> **Written task**: Work out how many lines contain "Favours". Reply with the count alone.
* Begin Source data *
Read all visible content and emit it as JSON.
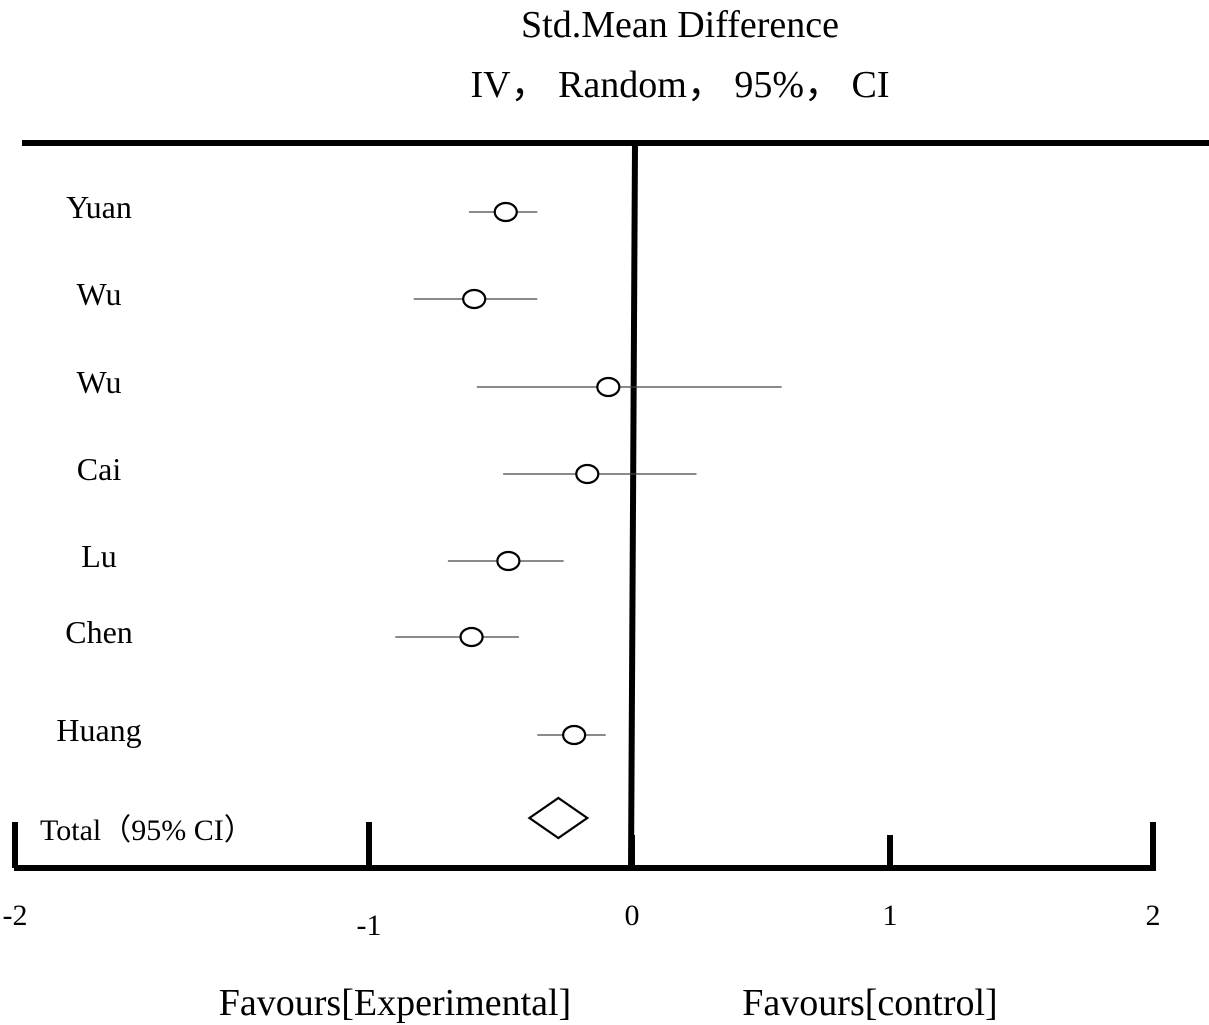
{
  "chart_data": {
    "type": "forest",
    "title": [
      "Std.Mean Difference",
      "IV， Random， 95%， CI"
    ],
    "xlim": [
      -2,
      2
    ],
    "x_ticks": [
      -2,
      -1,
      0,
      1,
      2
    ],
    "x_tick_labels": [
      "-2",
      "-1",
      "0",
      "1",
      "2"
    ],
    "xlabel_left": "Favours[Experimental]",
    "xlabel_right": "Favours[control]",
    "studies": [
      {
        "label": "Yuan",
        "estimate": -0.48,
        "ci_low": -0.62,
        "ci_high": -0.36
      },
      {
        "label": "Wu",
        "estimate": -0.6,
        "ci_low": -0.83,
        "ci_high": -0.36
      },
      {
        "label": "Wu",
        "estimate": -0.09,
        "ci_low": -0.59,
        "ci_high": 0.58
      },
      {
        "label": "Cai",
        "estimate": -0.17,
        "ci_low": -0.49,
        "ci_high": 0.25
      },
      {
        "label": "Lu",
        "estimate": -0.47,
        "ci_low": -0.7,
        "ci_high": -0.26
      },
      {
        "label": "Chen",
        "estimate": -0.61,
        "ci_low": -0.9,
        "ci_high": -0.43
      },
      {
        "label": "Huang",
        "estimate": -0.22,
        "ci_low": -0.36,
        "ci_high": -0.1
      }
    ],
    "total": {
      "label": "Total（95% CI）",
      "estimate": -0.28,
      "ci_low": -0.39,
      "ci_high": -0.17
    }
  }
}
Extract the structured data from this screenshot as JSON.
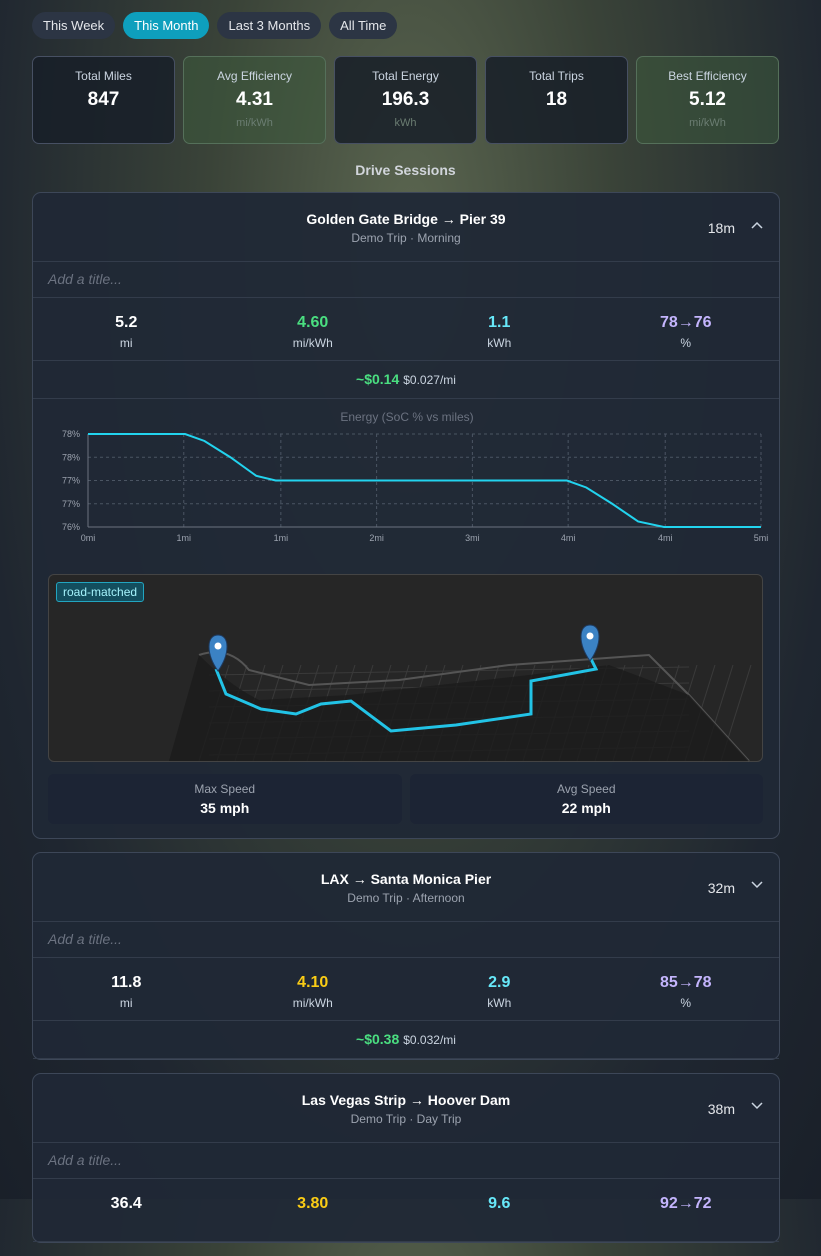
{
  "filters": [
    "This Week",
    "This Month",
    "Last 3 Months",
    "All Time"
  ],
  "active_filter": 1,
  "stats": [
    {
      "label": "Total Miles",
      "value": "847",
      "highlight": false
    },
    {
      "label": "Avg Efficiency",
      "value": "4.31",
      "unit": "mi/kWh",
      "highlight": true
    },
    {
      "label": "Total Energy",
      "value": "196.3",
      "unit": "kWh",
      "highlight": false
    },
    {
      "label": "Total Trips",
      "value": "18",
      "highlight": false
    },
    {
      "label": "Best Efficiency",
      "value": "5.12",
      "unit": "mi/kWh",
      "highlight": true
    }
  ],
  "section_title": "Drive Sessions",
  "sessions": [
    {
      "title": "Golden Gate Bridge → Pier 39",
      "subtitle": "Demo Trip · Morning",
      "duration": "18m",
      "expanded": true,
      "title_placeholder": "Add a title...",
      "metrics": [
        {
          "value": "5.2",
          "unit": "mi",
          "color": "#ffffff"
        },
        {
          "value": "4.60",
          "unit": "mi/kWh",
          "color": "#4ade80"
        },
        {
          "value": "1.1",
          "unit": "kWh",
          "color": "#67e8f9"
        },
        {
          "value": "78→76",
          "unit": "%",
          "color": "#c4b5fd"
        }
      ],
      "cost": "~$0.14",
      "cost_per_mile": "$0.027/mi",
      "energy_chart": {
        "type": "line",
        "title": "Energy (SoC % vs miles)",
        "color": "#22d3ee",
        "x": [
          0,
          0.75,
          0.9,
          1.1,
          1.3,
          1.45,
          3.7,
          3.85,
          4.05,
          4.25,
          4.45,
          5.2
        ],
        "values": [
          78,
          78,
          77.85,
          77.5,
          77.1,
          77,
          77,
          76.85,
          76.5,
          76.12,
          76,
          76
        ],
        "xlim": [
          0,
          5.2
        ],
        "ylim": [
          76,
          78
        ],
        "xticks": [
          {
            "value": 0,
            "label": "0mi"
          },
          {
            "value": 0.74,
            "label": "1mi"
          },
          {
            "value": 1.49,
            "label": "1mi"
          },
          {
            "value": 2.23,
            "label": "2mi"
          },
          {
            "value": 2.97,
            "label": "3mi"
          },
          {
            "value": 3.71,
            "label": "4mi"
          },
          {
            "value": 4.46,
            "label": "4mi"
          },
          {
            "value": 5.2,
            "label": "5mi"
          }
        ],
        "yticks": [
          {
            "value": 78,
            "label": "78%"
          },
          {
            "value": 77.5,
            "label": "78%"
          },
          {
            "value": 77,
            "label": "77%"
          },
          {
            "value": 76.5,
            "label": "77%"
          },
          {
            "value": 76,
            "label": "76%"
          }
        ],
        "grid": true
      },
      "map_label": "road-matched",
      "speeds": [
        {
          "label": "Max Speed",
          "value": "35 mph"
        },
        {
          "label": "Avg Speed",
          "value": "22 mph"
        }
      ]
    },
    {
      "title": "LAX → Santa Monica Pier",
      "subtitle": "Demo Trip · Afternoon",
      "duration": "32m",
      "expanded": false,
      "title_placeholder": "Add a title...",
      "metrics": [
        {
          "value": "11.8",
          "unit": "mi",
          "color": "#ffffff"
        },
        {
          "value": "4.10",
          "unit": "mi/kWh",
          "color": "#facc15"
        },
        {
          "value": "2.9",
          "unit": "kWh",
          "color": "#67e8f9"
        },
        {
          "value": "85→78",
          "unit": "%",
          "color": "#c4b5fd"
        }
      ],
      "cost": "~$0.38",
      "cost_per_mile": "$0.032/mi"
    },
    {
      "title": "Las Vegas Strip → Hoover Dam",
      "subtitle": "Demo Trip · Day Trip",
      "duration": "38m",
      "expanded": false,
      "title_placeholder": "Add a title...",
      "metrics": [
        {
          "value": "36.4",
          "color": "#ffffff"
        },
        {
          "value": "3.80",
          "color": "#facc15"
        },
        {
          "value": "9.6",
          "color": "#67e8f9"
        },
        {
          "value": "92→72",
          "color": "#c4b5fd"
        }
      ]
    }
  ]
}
* End Source data *
* Begin Source data *
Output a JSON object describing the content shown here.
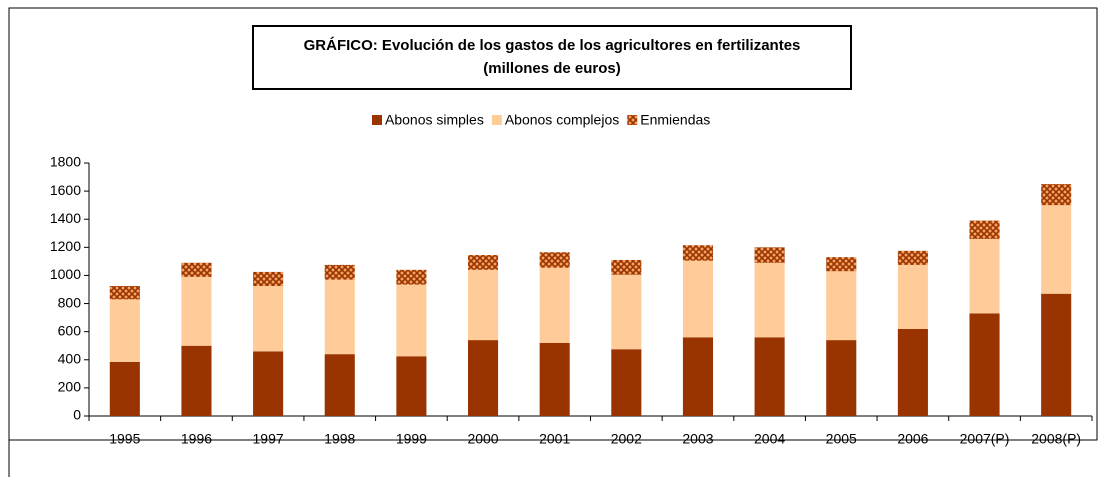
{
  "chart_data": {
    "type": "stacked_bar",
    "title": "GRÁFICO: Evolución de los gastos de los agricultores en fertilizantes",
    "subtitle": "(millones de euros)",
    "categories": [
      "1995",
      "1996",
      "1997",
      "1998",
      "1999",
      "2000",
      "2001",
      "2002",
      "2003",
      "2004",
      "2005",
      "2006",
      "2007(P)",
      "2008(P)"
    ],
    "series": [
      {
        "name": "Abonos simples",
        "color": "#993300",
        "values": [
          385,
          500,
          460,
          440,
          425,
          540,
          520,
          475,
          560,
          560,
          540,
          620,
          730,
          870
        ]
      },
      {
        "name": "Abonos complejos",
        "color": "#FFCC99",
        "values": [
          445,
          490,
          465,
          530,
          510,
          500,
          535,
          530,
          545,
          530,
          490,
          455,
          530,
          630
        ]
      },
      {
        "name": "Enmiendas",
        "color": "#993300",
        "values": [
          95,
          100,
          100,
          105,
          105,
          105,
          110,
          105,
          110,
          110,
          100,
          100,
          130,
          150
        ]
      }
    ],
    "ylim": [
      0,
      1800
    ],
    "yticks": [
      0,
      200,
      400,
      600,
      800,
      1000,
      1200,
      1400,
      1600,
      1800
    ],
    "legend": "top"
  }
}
* End Source data *
* Begin Source data *
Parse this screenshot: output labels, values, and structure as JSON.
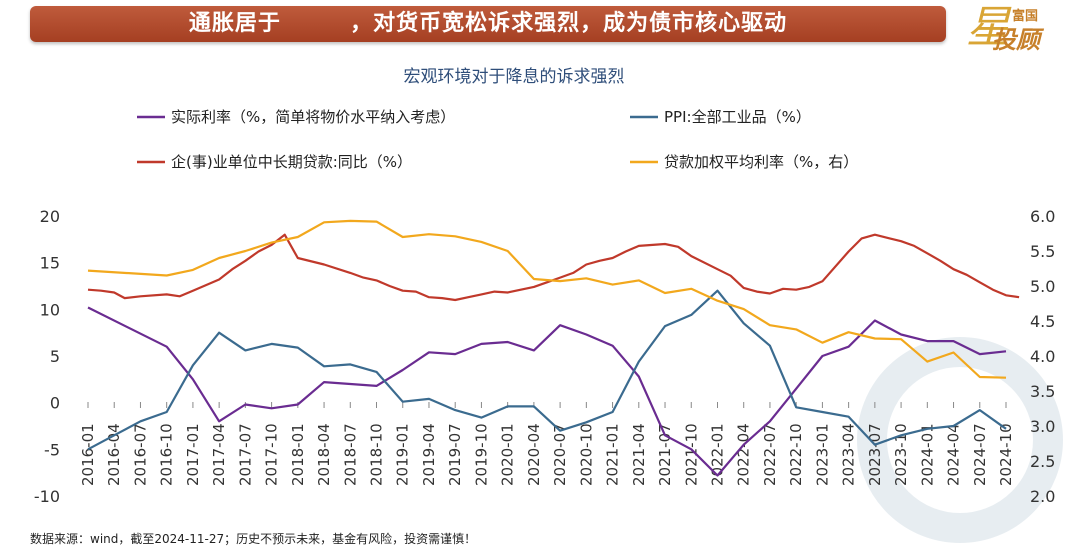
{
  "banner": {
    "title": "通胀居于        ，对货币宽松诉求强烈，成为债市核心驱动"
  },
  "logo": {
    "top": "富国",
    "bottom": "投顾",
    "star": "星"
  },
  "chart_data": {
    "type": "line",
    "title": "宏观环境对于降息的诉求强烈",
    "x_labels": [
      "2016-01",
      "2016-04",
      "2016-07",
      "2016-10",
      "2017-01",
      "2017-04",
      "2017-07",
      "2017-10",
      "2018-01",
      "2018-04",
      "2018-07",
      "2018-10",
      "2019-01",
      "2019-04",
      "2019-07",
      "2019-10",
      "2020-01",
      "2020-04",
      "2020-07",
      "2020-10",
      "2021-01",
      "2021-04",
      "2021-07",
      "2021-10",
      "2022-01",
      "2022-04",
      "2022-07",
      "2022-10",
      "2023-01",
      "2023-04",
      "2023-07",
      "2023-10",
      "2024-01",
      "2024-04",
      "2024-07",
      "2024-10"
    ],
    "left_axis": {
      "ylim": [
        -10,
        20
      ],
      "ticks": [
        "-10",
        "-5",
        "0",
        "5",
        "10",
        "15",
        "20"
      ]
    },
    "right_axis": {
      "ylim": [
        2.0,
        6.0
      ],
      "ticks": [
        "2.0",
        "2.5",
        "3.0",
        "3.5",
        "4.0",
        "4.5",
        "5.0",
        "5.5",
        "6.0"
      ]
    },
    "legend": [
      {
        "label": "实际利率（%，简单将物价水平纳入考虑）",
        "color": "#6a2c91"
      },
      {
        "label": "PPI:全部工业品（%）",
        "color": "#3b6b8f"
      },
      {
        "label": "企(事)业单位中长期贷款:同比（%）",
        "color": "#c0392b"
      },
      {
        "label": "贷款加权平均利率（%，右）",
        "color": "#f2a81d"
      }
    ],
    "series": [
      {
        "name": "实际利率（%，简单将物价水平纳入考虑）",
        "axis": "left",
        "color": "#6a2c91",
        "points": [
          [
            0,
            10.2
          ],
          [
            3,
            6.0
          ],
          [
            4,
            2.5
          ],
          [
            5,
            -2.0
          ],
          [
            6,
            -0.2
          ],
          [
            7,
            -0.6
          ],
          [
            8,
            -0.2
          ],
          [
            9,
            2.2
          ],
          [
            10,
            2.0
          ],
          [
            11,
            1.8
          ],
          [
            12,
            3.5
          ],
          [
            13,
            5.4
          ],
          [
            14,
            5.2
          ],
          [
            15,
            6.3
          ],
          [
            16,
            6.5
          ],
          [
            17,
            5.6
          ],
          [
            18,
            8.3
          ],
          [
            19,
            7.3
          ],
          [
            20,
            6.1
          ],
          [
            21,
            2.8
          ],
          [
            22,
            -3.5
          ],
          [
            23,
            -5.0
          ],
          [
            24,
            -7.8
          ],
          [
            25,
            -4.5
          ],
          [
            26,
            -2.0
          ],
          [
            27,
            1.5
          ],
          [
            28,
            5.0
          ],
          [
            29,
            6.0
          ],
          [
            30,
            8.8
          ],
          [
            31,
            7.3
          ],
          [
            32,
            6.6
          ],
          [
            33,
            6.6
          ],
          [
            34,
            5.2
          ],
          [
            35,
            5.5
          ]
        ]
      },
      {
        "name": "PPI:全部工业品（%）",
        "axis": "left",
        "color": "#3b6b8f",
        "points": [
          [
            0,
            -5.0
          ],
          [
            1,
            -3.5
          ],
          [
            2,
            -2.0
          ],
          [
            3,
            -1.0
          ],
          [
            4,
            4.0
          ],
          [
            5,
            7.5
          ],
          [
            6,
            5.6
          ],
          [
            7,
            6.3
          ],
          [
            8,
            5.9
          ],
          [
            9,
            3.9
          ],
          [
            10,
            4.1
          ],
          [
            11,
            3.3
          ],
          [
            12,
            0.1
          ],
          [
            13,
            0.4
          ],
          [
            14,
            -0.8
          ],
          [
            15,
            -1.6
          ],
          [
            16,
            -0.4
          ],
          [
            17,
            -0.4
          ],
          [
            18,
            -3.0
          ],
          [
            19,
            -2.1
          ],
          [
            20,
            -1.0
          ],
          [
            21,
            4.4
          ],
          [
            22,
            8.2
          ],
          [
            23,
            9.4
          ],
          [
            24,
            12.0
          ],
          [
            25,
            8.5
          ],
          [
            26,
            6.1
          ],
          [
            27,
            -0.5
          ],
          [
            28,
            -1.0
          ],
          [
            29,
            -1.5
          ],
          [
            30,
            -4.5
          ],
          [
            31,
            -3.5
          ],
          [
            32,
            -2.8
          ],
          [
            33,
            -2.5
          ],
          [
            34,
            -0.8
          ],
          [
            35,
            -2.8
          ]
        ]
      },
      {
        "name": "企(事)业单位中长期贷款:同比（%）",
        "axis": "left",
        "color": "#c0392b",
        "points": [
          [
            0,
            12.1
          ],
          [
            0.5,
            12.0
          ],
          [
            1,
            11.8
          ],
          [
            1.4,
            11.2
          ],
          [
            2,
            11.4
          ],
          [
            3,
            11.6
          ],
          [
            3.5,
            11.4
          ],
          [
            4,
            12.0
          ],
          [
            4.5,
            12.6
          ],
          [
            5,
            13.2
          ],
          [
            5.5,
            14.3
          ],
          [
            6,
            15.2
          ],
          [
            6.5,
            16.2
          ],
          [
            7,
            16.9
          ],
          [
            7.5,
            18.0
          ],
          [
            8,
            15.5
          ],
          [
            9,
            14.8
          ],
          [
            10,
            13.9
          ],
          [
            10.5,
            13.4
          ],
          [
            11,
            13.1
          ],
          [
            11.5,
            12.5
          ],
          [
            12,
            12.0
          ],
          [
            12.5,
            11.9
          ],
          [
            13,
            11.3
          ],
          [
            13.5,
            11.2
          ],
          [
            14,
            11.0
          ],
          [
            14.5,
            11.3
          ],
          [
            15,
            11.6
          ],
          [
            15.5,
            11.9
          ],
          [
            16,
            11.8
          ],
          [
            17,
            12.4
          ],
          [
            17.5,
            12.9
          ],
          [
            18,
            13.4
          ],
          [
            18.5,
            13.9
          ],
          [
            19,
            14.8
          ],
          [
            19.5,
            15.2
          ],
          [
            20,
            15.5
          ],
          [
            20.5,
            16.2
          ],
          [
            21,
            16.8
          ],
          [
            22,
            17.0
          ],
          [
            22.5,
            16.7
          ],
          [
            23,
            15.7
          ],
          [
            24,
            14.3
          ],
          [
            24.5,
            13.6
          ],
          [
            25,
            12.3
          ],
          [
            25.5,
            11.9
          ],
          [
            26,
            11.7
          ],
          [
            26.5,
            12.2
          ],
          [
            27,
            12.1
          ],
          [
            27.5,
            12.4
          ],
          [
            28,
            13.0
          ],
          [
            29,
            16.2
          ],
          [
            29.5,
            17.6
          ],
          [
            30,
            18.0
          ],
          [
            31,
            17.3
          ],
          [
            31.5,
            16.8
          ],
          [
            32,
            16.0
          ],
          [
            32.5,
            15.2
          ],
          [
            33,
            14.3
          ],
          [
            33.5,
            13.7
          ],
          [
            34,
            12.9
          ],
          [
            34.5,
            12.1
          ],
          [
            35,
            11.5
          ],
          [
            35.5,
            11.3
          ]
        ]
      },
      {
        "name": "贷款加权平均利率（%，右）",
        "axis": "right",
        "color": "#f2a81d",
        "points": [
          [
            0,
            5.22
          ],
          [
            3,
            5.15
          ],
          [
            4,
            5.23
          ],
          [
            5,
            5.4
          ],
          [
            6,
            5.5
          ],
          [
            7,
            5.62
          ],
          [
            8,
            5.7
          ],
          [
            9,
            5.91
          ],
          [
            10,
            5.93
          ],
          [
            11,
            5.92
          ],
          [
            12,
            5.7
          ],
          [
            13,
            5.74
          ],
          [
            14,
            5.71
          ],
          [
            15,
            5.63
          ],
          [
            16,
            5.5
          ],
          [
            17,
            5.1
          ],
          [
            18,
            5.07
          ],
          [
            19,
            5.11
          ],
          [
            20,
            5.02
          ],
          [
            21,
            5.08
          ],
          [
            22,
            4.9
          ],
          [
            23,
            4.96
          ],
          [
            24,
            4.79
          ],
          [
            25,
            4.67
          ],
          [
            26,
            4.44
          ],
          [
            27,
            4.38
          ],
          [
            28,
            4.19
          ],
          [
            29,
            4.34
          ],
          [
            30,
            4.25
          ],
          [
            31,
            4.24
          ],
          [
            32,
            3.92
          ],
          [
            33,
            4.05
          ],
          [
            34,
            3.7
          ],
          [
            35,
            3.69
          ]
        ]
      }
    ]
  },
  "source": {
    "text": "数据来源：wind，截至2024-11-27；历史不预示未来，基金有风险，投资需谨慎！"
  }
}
* End Source data *
> **Answer to this exercise**: 2